Carry on the personal blog posts below, about a rainy Christmas and memories of playing basketball and soccer, from the point where they stop.

Selection:
* * * * * * *

The Rainy Days Of Christmas

The bell sound on the 12 at the midnight. people begin screaming and jumping. Firework decorate very beautiful all around the sky. The dark night are full of light. The day after that. Everyone create a beautiful line in a story.... Where the smile, laugh and tears all never be able to erase. On that line...... People will cry to return there... Today is Christmas. the busy cellphone always making noise saying I got message from friends. There is nothing else people could say. "Marry Christmas". I begin smile when I read them. I walk around visiting friend on this day... Lot of house are all busy and there...... A spirit of energy born. Relationship... Everybody love it. Everybody celebrate them doesnt matter rich or poor. Its Christmas. the day where we create smile and miracle might happen. At my place here. Its raining. I saw a lot of people still walking around because its once a year. When I look at that rain. I begin to think. On this great day. All sadness are hidden and people forget them. just like this... People all walking around and still celebrating Christmas on this great day even there is sadness in everyone. There, we create a miracle where we understand the true word of "happiness". Even how weak we are, there might be something can change our way..... Marry Christmas everyone.

December 22, 2008

The Past And Very Great Memory

I hope people could share with me about the best past and memori with me... Few days ago. I just walking around and I pass by somewhere.. I heard the noise. Its sweet and lovely. the bouncing of basketball never change. I had been so long didnt play with friend and so long doesnt jump and shoot. Its hard and pain. I see many kind of feeling for people while playing this game. I had a friend that very snobbish. He never let people score even own team. If miss, he will scold us. I scold him for that and give him a lesson... I just walk away because even we are there we are also not there. Invisible? Maybe... I choose this game to play for school is because to spend more time with friend and to learn the word 'fun'. Later on when everyone herad I had a broken leg. the sound of bouncing is lately gone because Im not there anymore. My friend realize that even how he is in basket. Still, he not good enough to understand the word 'team'. Now, they play for me and I am very happy for them. Im glad the bouncing of basket is also a diary for my memory. I love soccer too. I always play on the front because I had a very strong kick and lt of people afraid and fight for it. Day after day... It turn into a meteor. Extremely strong but then I realize... The ball is stronger and faster but I had accuracy probelm... Not because I not good in kick but I had problem with leg. The harder and faster I kick. It gives preasure to my leg. Its deadly pain. I take easy on that so I still play basket. Someday, i had the worse pain ever. I meet alot of specialist and its no cure. Everything now turn into a sweet tears. I really miss to shoot and jump shoot also kick. I always have the picture on my head for how I kick and shoot. I wish I could know what people and friend sweet moment....

* * * * * * *

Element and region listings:

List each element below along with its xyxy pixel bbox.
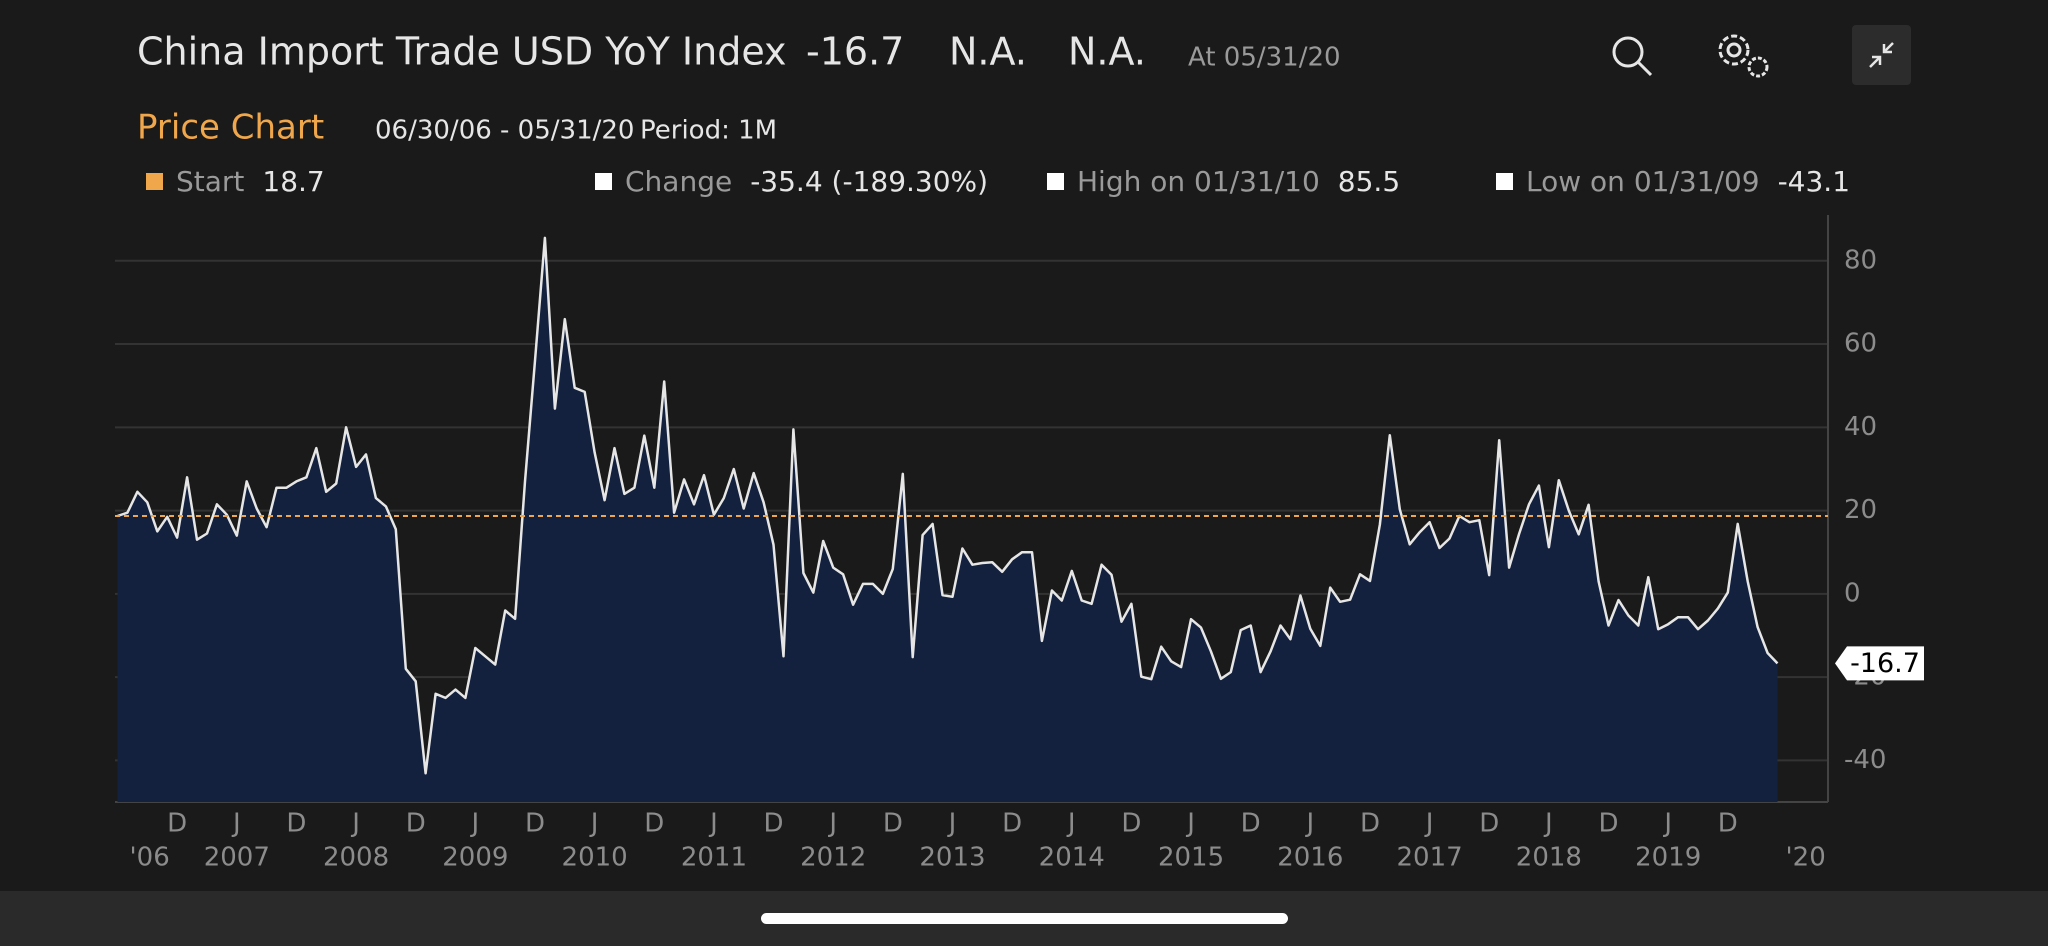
x-year-label: '06 <box>130 843 170 873</box>
date-range: 06/30/06 - 05/31/20 <box>375 116 634 146</box>
chart: -40-20020406080DJDJDJDJDJDJDJDJDJDJDJDJD… <box>115 215 1924 873</box>
x-tick-label: J <box>708 809 718 839</box>
x-year-label: 2014 <box>1039 843 1105 873</box>
x-tick-label: D <box>286 809 306 839</box>
x-tick-label: J <box>231 809 241 839</box>
x-tick-label: J <box>1543 809 1553 839</box>
x-tick-label: J <box>1066 809 1076 839</box>
last-price: -16.7 <box>806 30 904 74</box>
collapse-button[interactable] <box>1852 25 1911 85</box>
x-tick-label: D <box>1360 809 1380 839</box>
x-tick-label: D <box>1241 809 1261 839</box>
legend-label: High on 01/31/10 <box>1077 165 1320 198</box>
x-tick-label: D <box>406 809 426 839</box>
x-tick-label: D <box>1479 809 1499 839</box>
x-year-label: 2017 <box>1397 843 1463 873</box>
legend-swatch <box>1496 173 1513 190</box>
ask: N.A. <box>1068 30 1146 74</box>
area <box>117 237 1778 802</box>
x-tick-label: J <box>947 809 957 839</box>
x-tick-label: D <box>1599 809 1619 839</box>
x-tick-label: D <box>167 809 187 839</box>
x-tick-label: D <box>525 809 545 839</box>
x-year-label: 2009 <box>442 843 508 873</box>
y-tick-label: -40 <box>1844 745 1886 775</box>
legend: Start 18.7 Change -35.4 (-189.30%) High on 0… <box>146 165 1850 198</box>
x-year-label: 2008 <box>323 843 389 873</box>
legend-value: 85.5 <box>1338 165 1400 198</box>
x-year-label: 2007 <box>204 843 270 873</box>
x-tick-label: J <box>470 809 480 839</box>
legend-label: Low on 01/31/09 <box>1526 165 1760 198</box>
home-indicator <box>761 913 1288 924</box>
legend-swatch <box>146 173 163 190</box>
search-button[interactable] <box>1612 36 1653 77</box>
x-tick-label: J <box>827 809 837 839</box>
x-year-label: 2012 <box>800 843 866 873</box>
last-value-label: -16.7 <box>1850 648 1920 679</box>
x-tick-label: D <box>883 809 903 839</box>
legend-value: 18.7 <box>262 165 324 198</box>
settings-button[interactable] <box>1718 34 1769 78</box>
legend-value: -43.1 <box>1778 165 1850 198</box>
x-tick-label: J <box>1304 809 1314 839</box>
legend-swatch <box>1047 173 1064 190</box>
x-year-label: '20 <box>1786 843 1826 873</box>
x-year-label: 2019 <box>1635 843 1701 873</box>
y-tick-label: 20 <box>1844 495 1877 525</box>
line <box>117 236 1779 775</box>
legend-label: Start <box>176 165 244 198</box>
x-tick-label: J <box>1424 809 1434 839</box>
legend-value: -35.4 (-189.30%) <box>750 165 988 198</box>
x-year-label: 2011 <box>681 843 747 873</box>
x-tick-label: J <box>1185 809 1195 839</box>
x-tick-label: D <box>1002 809 1022 839</box>
x-tick-label: D <box>1718 809 1738 839</box>
x-year-label: 2018 <box>1516 843 1582 873</box>
as-of-date: At 05/31/20 <box>1188 43 1341 73</box>
legend-swatch <box>595 173 612 190</box>
last-value-flag <box>1835 646 1924 681</box>
x-tick-label: D <box>764 809 784 839</box>
x-year-label: 2013 <box>919 843 985 873</box>
y-tick-label: 0 <box>1844 578 1861 608</box>
legend-label: Change <box>625 165 732 198</box>
y-tick-label: 60 <box>1844 329 1877 359</box>
x-tick-label: D <box>1121 809 1141 839</box>
x-tick-label: J <box>350 809 360 839</box>
y-tick-label: 80 <box>1844 245 1877 275</box>
bid: N.A. <box>949 30 1027 74</box>
x-tick-label: J <box>1662 809 1672 839</box>
x-year-label: 2010 <box>562 843 628 873</box>
x-tick-label: J <box>589 809 599 839</box>
x-year-label: 2016 <box>1277 843 1343 873</box>
section-title: Price Chart <box>137 108 324 148</box>
x-tick-label: D <box>644 809 664 839</box>
period: Period: 1M <box>640 116 777 146</box>
y-tick-label: 40 <box>1844 412 1877 442</box>
x-year-label: 2015 <box>1158 843 1224 873</box>
security-title: China Import Trade USD YoY Index <box>137 30 787 74</box>
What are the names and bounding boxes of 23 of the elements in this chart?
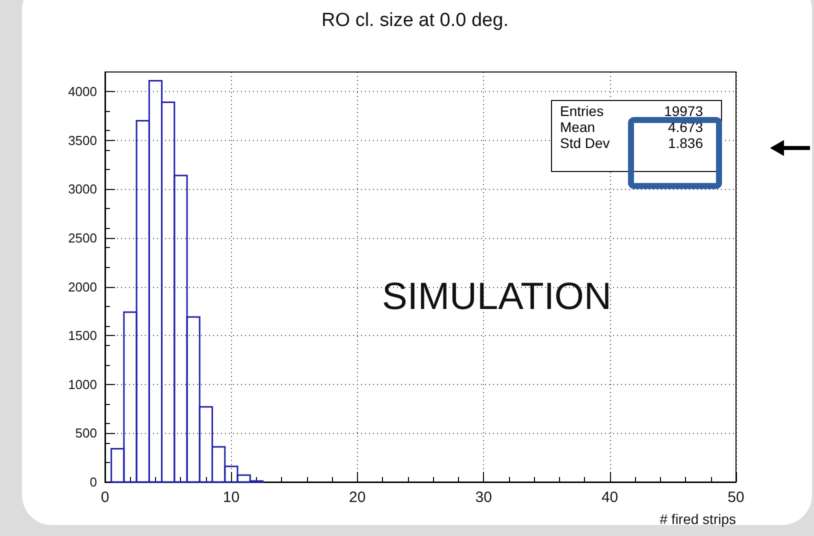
- y-tick-label: 2500: [68, 230, 97, 246]
- x-tick-label: 20: [349, 489, 366, 506]
- x-tick-label: 10: [222, 489, 240, 506]
- y-tick-label: 2000: [68, 279, 97, 294]
- y-tick-label: 500: [75, 426, 97, 441]
- x-tick-label: 0: [100, 489, 110, 506]
- annotation: Entries: [560, 103, 605, 119]
- annotation: Mean: [560, 119, 596, 135]
- annotation: SIMULATION: [382, 276, 612, 319]
- y-tick-label: 0: [90, 474, 97, 490]
- annotation: 1.836: [666, 135, 703, 151]
- y-tick-label: 1500: [68, 328, 97, 344]
- y-tick-label: 3500: [68, 132, 97, 148]
- y-tick-label: 3000: [68, 182, 97, 197]
- annotation: 19973: [663, 103, 703, 119]
- chart-title: RO cl. size at 0.0 deg.: [322, 10, 508, 31]
- x-tick-label: 40: [601, 489, 618, 506]
- y-tick-label: 1000: [68, 376, 97, 392]
- x-tick-label: 30: [475, 489, 492, 506]
- y-tick-label: 4000: [68, 84, 97, 100]
- x-axis-title: # fired strips: [660, 511, 736, 527]
- x-tick-label: 50: [728, 489, 744, 506]
- annotation: Std Dev: [560, 135, 611, 151]
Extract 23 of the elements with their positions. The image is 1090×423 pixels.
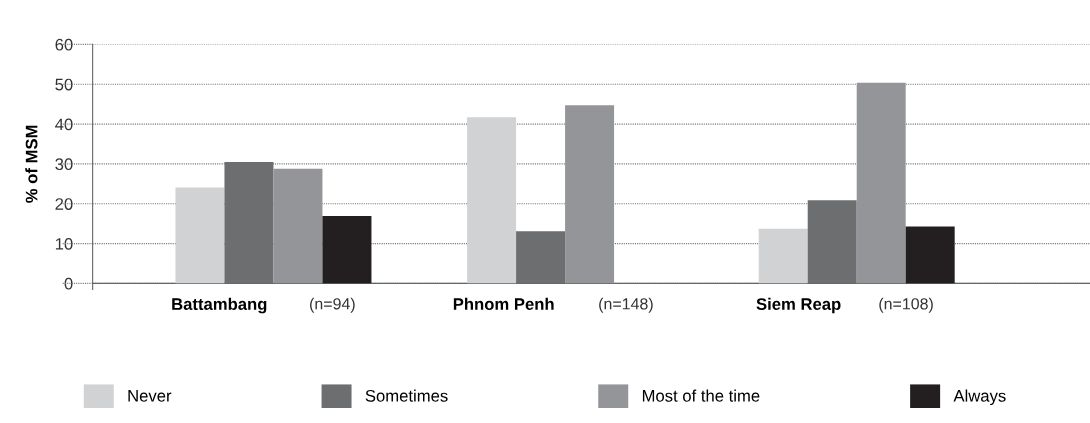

* * * * * * *

Output of the task:
If We Got Option To Decide Our Life... What Will Everyone Go?

If every single human got option to decide their life. Which way will they go? I asking myself on the same question too. Which way will I go?Pls share with me which way do everyone will go? Easy for the begining or the end. Maybe forever we control the life? For the begining I think I will choose I handle the world. When I choose that way. I suddenly afraid to be like that. It sounds like we are God and it might be enjoying life for the begining but later...... We wont be able to feel how and we will forget for our sense. We didnt feel pain and undead. Everything we want in totally complete and over than complete. Finally I become a game. Like we are playing some kind of game. We want this and that all happen but I might be useless for myself. Being how we are right now is better. Doesnt matter what easy first or what hard first. As long as it come first than we had to break the wall. We begin from nothing to the best. If I be able to decide my option for my life now... I choose depend on God. Which is right now. If we handle our life like God. There is something that never be able to erase... The unfairness that people migh think. I never love those stuff. Its so uncool. Beside, I wont be able to feel the true love. There is no tears... So I decide myself. I go on like how I am right now but I bagging God to gave me the sign for where I can find my light.

What Is The Future Before Everyone?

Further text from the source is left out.